EXERCISE
Copy each line of the data below word for word.

MATERIAL PROVIDED
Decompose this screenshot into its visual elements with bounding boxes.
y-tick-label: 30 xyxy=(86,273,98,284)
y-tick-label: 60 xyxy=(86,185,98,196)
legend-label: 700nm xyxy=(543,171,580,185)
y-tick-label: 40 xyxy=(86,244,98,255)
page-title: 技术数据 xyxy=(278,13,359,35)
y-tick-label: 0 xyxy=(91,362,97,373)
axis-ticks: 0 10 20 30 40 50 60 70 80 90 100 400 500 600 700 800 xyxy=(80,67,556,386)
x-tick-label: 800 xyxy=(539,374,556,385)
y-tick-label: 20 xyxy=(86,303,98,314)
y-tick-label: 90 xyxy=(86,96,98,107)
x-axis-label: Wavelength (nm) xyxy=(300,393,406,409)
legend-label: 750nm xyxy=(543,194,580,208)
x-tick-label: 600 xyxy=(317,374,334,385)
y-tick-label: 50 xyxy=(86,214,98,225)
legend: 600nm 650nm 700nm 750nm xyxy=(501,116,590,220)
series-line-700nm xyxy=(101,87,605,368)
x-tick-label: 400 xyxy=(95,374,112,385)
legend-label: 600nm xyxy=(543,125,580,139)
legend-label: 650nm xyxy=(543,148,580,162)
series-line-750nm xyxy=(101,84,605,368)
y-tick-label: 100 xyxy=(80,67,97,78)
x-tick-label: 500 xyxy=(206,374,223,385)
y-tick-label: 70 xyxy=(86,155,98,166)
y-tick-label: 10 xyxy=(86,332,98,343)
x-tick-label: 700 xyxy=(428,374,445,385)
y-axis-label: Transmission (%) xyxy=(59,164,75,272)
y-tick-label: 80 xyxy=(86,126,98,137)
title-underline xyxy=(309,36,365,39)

IN RESPONSE
Decompose this screenshot into its visual elements with bounding boxes.
y-tick-label: 30 xyxy=(86,273,98,284)
y-tick-label: 60 xyxy=(86,185,98,196)
legend-label: 700nm xyxy=(543,171,580,185)
y-tick-label: 40 xyxy=(86,244,98,255)
page-title: 技术数据 xyxy=(278,13,359,35)
y-tick-label: 0 xyxy=(91,362,97,373)
axis-ticks: 0 10 20 30 40 50 60 70 80 90 100 400 500 600 700 800 xyxy=(80,67,556,386)
x-tick-label: 800 xyxy=(539,374,556,385)
y-tick-label: 20 xyxy=(86,303,98,314)
y-tick-label: 90 xyxy=(86,96,98,107)
x-axis-label: Wavelength (nm) xyxy=(300,393,406,409)
legend-label: 750nm xyxy=(543,194,580,208)
x-tick-label: 600 xyxy=(317,374,334,385)
y-tick-label: 50 xyxy=(86,214,98,225)
legend: 600nm 650nm 700nm 750nm xyxy=(501,116,590,220)
series-line-700nm xyxy=(101,87,605,368)
x-tick-label: 400 xyxy=(95,374,112,385)
legend-label: 600nm xyxy=(543,125,580,139)
legend-label: 650nm xyxy=(543,148,580,162)
series-line-750nm xyxy=(101,84,605,368)
y-tick-label: 100 xyxy=(80,67,97,78)
x-tick-label: 500 xyxy=(206,374,223,385)
y-tick-label: 70 xyxy=(86,155,98,166)
y-tick-label: 10 xyxy=(86,332,98,343)
x-tick-label: 700 xyxy=(428,374,445,385)
y-axis-label: Transmission (%) xyxy=(59,164,75,272)
y-tick-label: 80 xyxy=(86,126,98,137)
title-underline xyxy=(309,36,365,39)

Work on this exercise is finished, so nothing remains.